TASK REQUIREMENTS
Read the lines below. Copy out any that hold the string "Dave".

DATA SUPPLIED
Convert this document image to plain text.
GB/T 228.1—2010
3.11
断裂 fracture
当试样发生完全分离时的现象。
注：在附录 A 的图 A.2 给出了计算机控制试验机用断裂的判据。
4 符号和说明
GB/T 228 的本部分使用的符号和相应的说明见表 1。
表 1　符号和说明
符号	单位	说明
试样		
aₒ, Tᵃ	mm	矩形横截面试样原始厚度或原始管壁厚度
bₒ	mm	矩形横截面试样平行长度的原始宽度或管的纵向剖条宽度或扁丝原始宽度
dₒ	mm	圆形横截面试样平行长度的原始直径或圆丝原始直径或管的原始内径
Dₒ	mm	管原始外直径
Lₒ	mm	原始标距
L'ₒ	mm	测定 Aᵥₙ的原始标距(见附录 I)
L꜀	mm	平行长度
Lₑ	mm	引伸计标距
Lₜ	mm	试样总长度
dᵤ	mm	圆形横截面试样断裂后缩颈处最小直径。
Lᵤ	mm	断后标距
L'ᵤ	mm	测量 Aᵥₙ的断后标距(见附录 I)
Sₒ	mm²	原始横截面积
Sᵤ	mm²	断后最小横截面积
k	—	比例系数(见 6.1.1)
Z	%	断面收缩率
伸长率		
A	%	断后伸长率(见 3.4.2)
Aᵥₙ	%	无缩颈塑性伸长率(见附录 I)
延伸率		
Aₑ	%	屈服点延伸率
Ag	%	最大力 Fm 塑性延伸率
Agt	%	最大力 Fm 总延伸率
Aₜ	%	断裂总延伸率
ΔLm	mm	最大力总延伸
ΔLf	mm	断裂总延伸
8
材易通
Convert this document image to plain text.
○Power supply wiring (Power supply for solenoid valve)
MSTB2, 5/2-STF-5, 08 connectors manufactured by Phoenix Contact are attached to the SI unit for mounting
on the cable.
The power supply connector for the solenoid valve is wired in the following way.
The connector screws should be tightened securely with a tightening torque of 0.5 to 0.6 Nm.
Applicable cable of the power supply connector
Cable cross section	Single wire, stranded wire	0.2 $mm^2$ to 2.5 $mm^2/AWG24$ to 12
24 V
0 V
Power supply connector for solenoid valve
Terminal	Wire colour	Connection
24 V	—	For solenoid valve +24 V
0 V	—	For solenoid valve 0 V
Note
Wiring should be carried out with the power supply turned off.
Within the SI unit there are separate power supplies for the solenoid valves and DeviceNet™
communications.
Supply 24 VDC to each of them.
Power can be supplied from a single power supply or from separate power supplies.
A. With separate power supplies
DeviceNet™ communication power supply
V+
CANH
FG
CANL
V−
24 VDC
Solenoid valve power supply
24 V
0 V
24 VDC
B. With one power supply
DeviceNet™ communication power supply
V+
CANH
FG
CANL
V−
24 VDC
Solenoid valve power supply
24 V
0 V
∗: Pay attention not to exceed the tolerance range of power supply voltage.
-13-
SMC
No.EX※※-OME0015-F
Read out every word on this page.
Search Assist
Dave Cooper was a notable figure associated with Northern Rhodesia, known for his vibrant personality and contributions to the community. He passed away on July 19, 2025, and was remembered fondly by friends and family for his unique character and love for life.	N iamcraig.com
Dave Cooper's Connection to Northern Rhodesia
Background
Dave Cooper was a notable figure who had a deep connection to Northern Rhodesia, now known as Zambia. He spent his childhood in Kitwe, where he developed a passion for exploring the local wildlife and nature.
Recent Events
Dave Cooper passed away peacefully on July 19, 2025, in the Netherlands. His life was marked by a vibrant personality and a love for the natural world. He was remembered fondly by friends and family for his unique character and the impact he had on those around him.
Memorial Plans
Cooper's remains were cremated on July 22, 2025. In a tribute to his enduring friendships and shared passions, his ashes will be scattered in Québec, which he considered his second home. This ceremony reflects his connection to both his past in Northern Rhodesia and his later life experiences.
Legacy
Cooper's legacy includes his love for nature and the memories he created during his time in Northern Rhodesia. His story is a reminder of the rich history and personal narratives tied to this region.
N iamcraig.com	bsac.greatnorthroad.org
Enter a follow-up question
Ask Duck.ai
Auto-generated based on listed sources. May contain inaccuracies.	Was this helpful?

RESPONSE
Dave Cooper was a notable figure associated with Northern Rhodesia, known for his vibrant personality and contributions to the community. He passed away on July 19, 2025, and was remembered fondly by friends and family for his unique character and love for life.	N iamcraig.com
Dave Cooper's Connection to Northern Rhodesia
Dave Cooper was a notable figure who had a deep connection to Northern Rhodesia, now known as Zambia. He spent his childhood in Kitwe, where he developed a passion for exploring the local wildlife and nature.
Dave Cooper passed away peacefully on July 19, 2025, in the Netherlands. His life was marked by a vibrant personality and a love for the natural world. He was remembered fondly by friends and family for his unique character and the impact he had on those around him.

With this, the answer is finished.